| Given text |

::::

Data Displayed to the User


Examine each VisualForce page and at the areas on the page where data is embedded using merge fields (i.e. {!object.field}). Merge fields directly referencing SObjects and fields will be automatically checked for CRUD/FLS by VisualForce during page rendering. Merge fields referencing SObject data through other objects like strings, integers, or Apex classes require that the page controller or controller extension perform the appropriate access control check. Generally this will be the isAccessible() method of the source SObject field's describe result.

Apex web services do not have a VisualForce layer to automatically enforce CRUD/FLS and always need to call isAccessible() on all SObject fields before returning data to the user, same goes for Lightning components or controllers.


Create, Update, and Delete Operations


Examine each Apex class that calls insert, update, upsert, delete, or similar commands. For create and update operations, each field assigned a value directly in Apex should have its describe result isCreateable() or isUpdateable() method checked before performing the operation. Fields that are assigned values from a VisualForce page using the apex:inputField tag are automatically checked for the appropriate CRUD/FLS access. If a user does not have the correct access, VisualForce will render apex:inputField elements as read-only.

Delete operations occur at an object level by nature and the object's describe result isDeleteable() method should be called instead of field-level checks. Controller extensions can also call the standard controller's delete() method to delete the active record, which will automatically check the user's CRUD access before performing the operation.

::::

| Source material |

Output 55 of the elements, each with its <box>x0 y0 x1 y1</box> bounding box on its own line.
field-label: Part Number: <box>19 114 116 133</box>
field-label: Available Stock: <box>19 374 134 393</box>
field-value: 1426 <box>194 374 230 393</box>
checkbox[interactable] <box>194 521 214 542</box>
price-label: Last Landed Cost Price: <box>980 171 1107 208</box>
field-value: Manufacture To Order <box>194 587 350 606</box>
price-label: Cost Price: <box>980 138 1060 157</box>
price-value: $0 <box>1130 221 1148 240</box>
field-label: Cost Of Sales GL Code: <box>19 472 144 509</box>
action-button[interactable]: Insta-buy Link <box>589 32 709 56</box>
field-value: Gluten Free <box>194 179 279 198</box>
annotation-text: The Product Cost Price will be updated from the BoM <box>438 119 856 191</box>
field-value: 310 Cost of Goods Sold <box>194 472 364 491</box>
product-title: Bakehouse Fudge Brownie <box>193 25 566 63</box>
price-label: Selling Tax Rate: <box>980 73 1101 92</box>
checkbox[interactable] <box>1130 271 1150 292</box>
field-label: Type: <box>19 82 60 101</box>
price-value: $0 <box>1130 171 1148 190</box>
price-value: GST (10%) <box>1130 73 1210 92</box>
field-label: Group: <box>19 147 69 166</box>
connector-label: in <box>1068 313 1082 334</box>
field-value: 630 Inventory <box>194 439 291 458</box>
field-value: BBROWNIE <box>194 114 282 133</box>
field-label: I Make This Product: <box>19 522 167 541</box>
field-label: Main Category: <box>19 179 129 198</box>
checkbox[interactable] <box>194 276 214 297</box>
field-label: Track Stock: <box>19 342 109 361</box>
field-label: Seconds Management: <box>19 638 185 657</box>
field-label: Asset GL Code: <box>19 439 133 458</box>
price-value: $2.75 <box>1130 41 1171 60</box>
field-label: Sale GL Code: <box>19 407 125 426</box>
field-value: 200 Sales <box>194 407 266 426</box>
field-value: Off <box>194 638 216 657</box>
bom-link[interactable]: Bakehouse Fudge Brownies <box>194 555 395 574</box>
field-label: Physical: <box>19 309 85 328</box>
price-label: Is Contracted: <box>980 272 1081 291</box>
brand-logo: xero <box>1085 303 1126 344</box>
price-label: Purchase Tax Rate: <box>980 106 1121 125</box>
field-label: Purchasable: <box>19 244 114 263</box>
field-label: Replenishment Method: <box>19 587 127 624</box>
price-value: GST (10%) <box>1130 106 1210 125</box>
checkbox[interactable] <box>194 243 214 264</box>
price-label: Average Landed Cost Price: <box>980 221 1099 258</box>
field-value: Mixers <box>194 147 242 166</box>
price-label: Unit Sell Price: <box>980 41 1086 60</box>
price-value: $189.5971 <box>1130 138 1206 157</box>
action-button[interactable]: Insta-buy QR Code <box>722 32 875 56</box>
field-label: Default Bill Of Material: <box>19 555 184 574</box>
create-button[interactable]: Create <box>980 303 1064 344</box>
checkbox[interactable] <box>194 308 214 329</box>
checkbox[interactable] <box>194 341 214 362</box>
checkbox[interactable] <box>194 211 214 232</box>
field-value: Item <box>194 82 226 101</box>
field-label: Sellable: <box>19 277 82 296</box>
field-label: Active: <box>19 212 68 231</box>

::::

| Activity A |
According to the Salesforce access-check text, how does VisualForce render apex:inputField elements when a user lacks the correct access?
| Activity B |
Please repeat the part of the Salesforce access-check text starting at "Create, Update, and" and ending at "elements as read-only.", word for word.

| Task result A |
It renders them as read-only.

| Task result B |
Create, Update, and Delete Operations


Examine each Apex class that calls insert, update, upsert, delete, or similar commands. For create and update operations, each field assigned a value directly in Apex should have its describe result isCreateable() or isUpdateable() method checked before performing the operation. Fields that are assigned values from a VisualForce page using the apex:inputField tag are automatically checked for the appropriate CRUD/FLS access. If a user does not have the correct access, VisualForce will render apex:inputField elements as read-only.